Work instructions: Please give the count of lines holding the string "Date" and nothing besides.

[Saved entries]
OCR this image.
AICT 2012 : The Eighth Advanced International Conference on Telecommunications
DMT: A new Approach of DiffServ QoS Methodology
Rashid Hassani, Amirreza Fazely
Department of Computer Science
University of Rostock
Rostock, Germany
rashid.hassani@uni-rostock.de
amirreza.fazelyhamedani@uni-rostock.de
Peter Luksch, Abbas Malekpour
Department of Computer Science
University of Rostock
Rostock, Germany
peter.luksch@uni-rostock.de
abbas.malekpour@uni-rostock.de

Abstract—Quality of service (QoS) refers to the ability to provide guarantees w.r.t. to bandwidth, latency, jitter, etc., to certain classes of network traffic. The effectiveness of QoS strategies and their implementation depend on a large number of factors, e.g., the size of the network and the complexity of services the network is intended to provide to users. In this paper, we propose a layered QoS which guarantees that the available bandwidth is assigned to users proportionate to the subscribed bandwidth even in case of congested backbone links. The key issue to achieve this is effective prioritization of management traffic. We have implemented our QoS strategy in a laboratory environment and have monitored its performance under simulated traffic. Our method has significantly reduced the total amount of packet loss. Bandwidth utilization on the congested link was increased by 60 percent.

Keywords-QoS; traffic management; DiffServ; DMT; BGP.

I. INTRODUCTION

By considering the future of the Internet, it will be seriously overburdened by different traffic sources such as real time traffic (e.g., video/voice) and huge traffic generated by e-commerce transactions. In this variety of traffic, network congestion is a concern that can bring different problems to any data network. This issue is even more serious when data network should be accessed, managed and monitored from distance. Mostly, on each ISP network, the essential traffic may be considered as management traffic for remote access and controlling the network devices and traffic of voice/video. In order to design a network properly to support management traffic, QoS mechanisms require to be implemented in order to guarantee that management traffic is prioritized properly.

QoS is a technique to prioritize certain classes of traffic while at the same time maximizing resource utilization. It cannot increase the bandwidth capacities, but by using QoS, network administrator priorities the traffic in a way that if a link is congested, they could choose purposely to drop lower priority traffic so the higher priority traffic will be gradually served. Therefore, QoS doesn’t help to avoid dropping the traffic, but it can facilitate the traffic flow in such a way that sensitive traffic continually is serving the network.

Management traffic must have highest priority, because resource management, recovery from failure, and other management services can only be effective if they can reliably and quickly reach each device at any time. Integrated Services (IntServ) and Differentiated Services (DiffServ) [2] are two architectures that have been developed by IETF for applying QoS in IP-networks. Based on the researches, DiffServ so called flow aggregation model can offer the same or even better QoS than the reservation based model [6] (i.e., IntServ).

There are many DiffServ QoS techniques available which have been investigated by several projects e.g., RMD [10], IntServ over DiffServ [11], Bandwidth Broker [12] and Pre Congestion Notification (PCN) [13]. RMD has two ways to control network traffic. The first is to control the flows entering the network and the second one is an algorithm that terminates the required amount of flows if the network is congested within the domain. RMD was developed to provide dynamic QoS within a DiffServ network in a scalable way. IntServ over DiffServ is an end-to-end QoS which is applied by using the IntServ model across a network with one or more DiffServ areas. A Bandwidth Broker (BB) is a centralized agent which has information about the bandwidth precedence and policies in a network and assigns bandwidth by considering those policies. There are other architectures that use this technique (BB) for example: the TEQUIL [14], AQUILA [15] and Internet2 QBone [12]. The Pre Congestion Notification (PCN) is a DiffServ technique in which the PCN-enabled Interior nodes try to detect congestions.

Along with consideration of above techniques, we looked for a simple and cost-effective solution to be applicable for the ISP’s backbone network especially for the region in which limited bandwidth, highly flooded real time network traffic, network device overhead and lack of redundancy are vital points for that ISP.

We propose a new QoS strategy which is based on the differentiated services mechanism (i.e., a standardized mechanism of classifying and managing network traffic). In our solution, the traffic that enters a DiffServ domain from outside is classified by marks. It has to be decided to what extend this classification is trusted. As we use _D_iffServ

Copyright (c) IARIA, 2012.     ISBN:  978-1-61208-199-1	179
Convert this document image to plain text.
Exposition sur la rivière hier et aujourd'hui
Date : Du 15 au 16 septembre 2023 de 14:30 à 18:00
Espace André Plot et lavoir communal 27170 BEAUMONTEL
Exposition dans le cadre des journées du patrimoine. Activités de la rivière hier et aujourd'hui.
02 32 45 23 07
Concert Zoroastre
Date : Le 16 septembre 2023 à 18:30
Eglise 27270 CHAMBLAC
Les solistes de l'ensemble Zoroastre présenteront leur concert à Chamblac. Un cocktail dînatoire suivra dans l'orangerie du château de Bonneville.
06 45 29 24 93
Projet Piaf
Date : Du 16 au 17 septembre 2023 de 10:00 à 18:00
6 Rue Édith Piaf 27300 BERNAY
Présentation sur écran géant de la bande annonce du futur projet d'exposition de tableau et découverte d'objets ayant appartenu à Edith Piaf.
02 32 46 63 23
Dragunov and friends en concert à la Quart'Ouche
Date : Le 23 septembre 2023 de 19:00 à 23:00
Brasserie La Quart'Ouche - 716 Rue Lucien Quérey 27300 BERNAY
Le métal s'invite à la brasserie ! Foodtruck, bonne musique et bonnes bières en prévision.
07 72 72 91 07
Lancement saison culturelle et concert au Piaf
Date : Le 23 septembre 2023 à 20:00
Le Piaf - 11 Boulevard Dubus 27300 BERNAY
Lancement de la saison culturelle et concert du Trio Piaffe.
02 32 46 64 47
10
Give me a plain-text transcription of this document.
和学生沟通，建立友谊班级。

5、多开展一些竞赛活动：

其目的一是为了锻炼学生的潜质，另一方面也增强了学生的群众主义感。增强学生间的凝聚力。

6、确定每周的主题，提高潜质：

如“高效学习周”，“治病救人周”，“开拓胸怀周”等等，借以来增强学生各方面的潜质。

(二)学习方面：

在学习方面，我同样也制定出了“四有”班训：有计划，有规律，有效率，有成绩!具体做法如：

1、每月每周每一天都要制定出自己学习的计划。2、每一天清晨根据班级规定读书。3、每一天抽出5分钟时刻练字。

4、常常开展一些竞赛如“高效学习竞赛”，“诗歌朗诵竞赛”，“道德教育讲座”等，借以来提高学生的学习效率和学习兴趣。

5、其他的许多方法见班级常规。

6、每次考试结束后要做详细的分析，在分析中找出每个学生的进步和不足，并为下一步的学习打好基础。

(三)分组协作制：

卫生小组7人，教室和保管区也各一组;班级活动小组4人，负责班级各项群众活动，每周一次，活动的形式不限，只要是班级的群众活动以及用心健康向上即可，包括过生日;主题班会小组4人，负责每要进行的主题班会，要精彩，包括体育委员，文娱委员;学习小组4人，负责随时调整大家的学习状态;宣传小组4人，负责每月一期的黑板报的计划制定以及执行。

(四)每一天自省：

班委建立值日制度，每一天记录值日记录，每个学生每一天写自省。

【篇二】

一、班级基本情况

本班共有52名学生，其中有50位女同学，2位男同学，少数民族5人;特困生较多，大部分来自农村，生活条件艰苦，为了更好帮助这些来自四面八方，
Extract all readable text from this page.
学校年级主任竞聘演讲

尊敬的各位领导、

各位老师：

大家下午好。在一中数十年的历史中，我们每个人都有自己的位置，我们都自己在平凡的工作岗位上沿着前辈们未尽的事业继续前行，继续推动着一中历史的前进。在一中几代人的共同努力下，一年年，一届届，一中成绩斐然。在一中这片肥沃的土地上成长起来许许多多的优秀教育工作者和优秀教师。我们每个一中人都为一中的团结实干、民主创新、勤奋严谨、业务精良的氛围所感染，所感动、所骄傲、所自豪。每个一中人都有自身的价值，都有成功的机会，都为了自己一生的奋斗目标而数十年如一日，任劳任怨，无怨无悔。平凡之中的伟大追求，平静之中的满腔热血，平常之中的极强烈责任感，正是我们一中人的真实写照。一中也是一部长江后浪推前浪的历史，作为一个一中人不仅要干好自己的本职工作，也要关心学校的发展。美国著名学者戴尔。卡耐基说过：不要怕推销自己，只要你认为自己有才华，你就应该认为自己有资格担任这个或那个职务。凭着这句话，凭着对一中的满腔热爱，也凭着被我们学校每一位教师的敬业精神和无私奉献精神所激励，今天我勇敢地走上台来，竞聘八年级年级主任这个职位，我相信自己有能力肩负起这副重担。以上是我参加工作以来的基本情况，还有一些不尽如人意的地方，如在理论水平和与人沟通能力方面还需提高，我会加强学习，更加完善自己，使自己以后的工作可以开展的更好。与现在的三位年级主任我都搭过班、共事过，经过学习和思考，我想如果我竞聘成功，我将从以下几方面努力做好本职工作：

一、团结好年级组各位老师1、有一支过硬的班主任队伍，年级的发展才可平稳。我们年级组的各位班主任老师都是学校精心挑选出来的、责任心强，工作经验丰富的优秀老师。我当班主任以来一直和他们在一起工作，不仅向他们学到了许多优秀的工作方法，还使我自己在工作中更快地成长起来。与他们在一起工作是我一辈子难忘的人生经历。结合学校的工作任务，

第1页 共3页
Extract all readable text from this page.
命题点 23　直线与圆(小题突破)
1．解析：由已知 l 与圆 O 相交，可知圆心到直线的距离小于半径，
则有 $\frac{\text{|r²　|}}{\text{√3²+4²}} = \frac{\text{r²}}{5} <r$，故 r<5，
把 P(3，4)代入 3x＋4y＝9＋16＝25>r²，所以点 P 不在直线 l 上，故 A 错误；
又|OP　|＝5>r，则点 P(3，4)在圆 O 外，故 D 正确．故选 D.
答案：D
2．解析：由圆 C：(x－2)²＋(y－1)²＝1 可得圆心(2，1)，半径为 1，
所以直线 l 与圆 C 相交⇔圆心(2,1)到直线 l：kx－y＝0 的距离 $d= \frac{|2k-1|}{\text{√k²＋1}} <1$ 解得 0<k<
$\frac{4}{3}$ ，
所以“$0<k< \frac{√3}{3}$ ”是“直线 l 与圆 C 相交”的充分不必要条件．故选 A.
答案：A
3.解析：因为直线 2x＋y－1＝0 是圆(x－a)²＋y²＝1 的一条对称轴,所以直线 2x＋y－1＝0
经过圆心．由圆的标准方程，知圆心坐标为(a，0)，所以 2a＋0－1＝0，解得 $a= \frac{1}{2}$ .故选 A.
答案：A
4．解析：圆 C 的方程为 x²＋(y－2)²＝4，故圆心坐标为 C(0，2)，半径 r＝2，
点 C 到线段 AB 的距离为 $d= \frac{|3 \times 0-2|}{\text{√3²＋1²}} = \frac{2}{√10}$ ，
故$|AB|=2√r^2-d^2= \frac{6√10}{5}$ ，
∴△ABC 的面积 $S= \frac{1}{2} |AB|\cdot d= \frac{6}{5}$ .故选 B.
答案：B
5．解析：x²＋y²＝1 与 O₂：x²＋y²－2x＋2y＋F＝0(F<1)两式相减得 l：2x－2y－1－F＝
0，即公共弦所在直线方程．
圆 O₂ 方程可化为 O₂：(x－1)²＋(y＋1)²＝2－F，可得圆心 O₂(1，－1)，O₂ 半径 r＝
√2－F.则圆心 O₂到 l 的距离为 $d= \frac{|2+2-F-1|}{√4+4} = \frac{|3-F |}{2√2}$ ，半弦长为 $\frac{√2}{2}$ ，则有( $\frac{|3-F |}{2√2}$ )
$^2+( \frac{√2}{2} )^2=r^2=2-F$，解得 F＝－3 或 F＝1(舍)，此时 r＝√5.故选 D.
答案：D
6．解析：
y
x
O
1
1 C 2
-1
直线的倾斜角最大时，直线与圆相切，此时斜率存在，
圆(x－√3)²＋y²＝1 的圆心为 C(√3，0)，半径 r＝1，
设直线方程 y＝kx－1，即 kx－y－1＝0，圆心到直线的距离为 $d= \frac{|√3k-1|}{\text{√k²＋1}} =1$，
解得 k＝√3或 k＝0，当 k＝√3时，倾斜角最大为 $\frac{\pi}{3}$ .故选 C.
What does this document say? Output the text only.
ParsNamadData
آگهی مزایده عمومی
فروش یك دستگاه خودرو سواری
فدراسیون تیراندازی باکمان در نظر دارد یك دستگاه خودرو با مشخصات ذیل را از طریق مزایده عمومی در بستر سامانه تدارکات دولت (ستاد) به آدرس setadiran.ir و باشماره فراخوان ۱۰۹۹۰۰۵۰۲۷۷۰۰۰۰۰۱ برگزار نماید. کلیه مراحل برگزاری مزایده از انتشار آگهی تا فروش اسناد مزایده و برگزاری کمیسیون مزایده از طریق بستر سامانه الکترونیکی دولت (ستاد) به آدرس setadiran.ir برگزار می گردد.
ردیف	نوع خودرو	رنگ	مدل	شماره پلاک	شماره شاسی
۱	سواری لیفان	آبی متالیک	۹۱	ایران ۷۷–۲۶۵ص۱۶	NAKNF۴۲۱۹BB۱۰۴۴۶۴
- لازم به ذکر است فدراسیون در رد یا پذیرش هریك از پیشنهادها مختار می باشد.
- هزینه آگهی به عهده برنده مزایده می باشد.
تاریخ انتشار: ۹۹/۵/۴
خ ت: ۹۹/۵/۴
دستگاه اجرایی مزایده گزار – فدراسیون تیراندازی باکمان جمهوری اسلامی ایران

The solution: 5